**Short task**
Repeat each line of the material exactly.

**Supplied data**
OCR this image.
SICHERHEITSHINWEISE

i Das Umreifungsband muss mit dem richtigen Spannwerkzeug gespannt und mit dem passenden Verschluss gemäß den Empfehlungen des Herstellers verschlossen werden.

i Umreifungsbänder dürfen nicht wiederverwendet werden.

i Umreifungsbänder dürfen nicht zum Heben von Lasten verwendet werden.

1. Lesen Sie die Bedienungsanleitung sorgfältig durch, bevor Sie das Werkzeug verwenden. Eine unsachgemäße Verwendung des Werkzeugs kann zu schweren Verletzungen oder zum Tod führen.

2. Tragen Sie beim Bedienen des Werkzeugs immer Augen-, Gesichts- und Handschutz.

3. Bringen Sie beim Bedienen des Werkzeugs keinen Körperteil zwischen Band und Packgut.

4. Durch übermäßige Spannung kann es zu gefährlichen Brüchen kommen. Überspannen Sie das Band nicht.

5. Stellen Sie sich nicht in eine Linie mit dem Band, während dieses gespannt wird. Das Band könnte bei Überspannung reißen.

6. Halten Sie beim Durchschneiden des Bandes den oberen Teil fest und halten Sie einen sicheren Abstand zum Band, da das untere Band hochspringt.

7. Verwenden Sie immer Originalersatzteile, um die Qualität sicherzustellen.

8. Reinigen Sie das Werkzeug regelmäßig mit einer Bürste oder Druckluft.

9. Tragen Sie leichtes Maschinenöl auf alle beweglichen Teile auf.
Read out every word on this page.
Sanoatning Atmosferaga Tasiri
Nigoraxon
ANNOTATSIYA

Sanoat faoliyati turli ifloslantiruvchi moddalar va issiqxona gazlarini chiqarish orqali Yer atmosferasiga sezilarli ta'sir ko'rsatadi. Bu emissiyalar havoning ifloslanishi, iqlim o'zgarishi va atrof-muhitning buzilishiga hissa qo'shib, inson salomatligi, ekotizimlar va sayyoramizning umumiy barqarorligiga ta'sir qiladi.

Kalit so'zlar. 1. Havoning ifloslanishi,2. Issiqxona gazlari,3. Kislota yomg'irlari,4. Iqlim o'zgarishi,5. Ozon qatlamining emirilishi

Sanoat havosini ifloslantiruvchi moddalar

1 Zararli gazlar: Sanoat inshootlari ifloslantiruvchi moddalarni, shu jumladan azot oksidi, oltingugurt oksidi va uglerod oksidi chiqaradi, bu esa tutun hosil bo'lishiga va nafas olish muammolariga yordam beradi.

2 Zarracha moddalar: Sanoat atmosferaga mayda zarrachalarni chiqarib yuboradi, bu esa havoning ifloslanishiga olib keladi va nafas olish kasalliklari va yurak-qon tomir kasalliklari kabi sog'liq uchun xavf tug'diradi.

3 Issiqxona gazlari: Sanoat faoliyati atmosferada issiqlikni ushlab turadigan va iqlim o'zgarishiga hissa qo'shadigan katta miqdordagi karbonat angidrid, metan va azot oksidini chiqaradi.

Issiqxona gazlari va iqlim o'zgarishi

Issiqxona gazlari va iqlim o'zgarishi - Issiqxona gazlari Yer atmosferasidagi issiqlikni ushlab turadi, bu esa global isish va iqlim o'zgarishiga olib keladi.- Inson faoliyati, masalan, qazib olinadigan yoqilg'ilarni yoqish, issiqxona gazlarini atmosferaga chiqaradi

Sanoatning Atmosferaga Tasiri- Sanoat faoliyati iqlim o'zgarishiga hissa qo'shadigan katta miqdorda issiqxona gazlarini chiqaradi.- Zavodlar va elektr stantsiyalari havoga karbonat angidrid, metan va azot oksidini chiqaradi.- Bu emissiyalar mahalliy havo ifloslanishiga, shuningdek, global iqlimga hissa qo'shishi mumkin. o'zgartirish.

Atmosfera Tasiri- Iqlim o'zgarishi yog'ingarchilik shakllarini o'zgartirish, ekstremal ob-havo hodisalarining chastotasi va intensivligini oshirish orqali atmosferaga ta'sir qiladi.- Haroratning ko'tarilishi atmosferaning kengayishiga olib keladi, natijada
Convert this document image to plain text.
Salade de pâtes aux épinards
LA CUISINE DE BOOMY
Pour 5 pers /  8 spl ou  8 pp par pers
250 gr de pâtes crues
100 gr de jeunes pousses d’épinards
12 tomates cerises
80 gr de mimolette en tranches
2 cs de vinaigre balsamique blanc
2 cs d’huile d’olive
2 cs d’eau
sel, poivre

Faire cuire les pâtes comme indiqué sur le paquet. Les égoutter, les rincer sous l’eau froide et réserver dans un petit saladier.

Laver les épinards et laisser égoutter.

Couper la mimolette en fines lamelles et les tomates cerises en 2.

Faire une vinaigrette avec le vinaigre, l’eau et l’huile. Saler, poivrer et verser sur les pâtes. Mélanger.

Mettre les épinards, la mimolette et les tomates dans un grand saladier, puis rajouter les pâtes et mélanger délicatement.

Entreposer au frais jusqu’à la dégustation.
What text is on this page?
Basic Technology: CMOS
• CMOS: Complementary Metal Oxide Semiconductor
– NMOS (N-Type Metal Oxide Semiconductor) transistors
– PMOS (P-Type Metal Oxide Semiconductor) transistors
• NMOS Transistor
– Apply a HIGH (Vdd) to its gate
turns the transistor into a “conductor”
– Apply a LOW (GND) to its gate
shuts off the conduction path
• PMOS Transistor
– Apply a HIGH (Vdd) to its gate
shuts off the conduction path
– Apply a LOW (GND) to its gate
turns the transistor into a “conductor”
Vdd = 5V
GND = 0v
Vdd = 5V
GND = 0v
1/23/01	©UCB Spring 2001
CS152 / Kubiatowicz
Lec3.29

**Output**
OCR this image.
SICHERHEITSHINWEISE

i Das Umreifungsband muss mit dem richtigen Spannwerkzeug gespannt und mit dem passenden Verschluss gemäß den Empfehlungen des Herstellers verschlossen werden.

i Umreifungsbänder dürfen nicht wiederverwendet werden.

i Umreifungsbänder dürfen nicht zum Heben von Lasten verwendet werden.

1. Lesen Sie die Bedienungsanleitung sorgfältig durch, bevor Sie das Werkzeug verwenden. Eine unsachgemäße Verwendung des Werkzeugs kann zu schweren Verletzungen oder zum Tod führen.

2. Tragen Sie beim Bedienen des Werkzeugs immer Augen-, Gesichts- und Handschutz.

3. Bringen Sie beim Bedienen des Werkzeugs keinen Körperteil zwischen Band und Packgut.

4. Durch übermäßige Spannung kann es zu gefährlichen Brüchen kommen. Überspannen Sie das Band nicht.

5. Stellen Sie sich nicht in eine Linie mit dem Band, während dieses gespannt wird. Das Band könnte bei Überspannung reißen.

6. Halten Sie beim Durchschneiden des Bandes den oberen Teil fest und halten Sie einen sicheren Abstand zum Band, da das untere Band hochspringt.

7. Verwenden Sie immer Originalersatzteile, um die Qualität sicherzustellen.

8. Reinigen Sie das Werkzeug regelmäßig mit einer Bürste oder Druckluft.

9. Tragen Sie leichtes Maschinenöl auf alle beweglichen Teile auf.
Read out every word on this page.
Sanoatning Atmosferaga Tasiri
Nigoraxon
ANNOTATSIYA

Sanoat faoliyati turli ifloslantiruvchi moddalar va issiqxona gazlarini chiqarish orqali Yer atmosferasiga sezilarli ta'sir ko'rsatadi. Bu emissiyalar havoning ifloslanishi, iqlim o'zgarishi va atrof-muhitning buzilishiga hissa qo'shib, inson salomatligi, ekotizimlar va sayyoramizning umumiy barqarorligiga ta'sir qiladi.

Kalit so'zlar. 1. Havoning ifloslanishi,2. Issiqxona gazlari,3. Kislota yomg'irlari,4. Iqlim o'zgarishi,5. Ozon qatlamining emirilishi

Sanoat havosini ifloslantiruvchi moddalar

1 Zararli gazlar: Sanoat inshootlari ifloslantiruvchi moddalarni, shu jumladan azot oksidi, oltingugurt oksidi va uglerod oksidi chiqaradi, bu esa tutun hosil bo'lishiga va nafas olish muammolariga yordam beradi.

2 Zarracha moddalar: Sanoat atmosferaga mayda zarrachalarni chiqarib yuboradi, bu esa havoning ifloslanishiga olib keladi va nafas olish kasalliklari va yurak-qon tomir kasalliklari kabi sog'liq uchun xavf tug'diradi.

3 Issiqxona gazlari: Sanoat faoliyati atmosferada issiqlikni ushlab turadigan va iqlim o'zgarishiga hissa qo'shadigan katta miqdordagi karbonat angidrid, metan va azot oksidini chiqaradi.

Issiqxona gazlari va iqlim o'zgarishi

Issiqxona gazlari va iqlim o'zgarishi - Issiqxona gazlari Yer atmosferasidagi issiqlikni ushlab turadi, bu esa global isish va iqlim o'zgarishiga olib keladi.- Inson faoliyati, masalan, qazib olinadigan yoqilg'ilarni yoqish, issiqxona gazlarini atmosferaga chiqaradi

Sanoatning Atmosferaga Tasiri- Sanoat faoliyati iqlim o'zgarishiga hissa qo'shadigan katta miqdorda issiqxona gazlarini chiqaradi.- Zavodlar va elektr stantsiyalari havoga karbonat angidrid, metan va azot oksidini chiqaradi.- Bu emissiyalar mahalliy havo ifloslanishiga, shuningdek, global iqlimga hissa qo'shishi mumkin. o'zgartirish.

Atmosfera Tasiri- Iqlim o'zgarishi yog'ingarchilik shakllarini o'zgartirish, ekstremal ob-havo hodisalarining chastotasi va intensivligini oshirish orqali atmosferaga ta'sir qiladi.- Haroratning ko'tarilishi atmosferaning kengayishiga olib keladi, natijada
Convert this document image to plain text.
Salade de pâtes aux épinards
LA CUISINE DE BOOMY
Pour 5 pers /  8 spl ou  8 pp par pers
250 gr de pâtes crues
100 gr de jeunes pousses d’épinards
12 tomates cerises
80 gr de mimolette en tranches
2 cs de vinaigre balsamique blanc
2 cs d’huile d’olive
2 cs d’eau
sel, poivre

Faire cuire les pâtes comme indiqué sur le paquet. Les égoutter, les rincer sous l’eau froide et réserver dans un petit saladier.

Laver les épinards et laisser égoutter.

Couper la mimolette en fines lamelles et les tomates cerises en 2.

Faire une vinaigrette avec le vinaigre, l’eau et l’huile. Saler, poivrer et verser sur les pâtes. Mélanger.

Mettre les épinards, la mimolette et les tomates dans un grand saladier, puis rajouter les pâtes et mélanger délicatement.

Entreposer au frais jusqu’à la dégustation.
What text is on this page?
Basic Technology: CMOS
• CMOS: Complementary Metal Oxide Semiconductor
– NMOS (N-Type Metal Oxide Semiconductor) transistors
– PMOS (P-Type Metal Oxide Semiconductor) transistors
• NMOS Transistor
– Apply a HIGH (Vdd) to its gate
turns the transistor into a “conductor”
– Apply a LOW (GND) to its gate
shuts off the conduction path
• PMOS Transistor
– Apply a HIGH (Vdd) to its gate
shuts off the conduction path
– Apply a LOW (GND) to its gate
turns the transistor into a “conductor”
Vdd = 5V
GND = 0v
Vdd = 5V
GND = 0v
1/23/01	©UCB Spring 2001
CS152 / Kubiatowicz
Lec3.29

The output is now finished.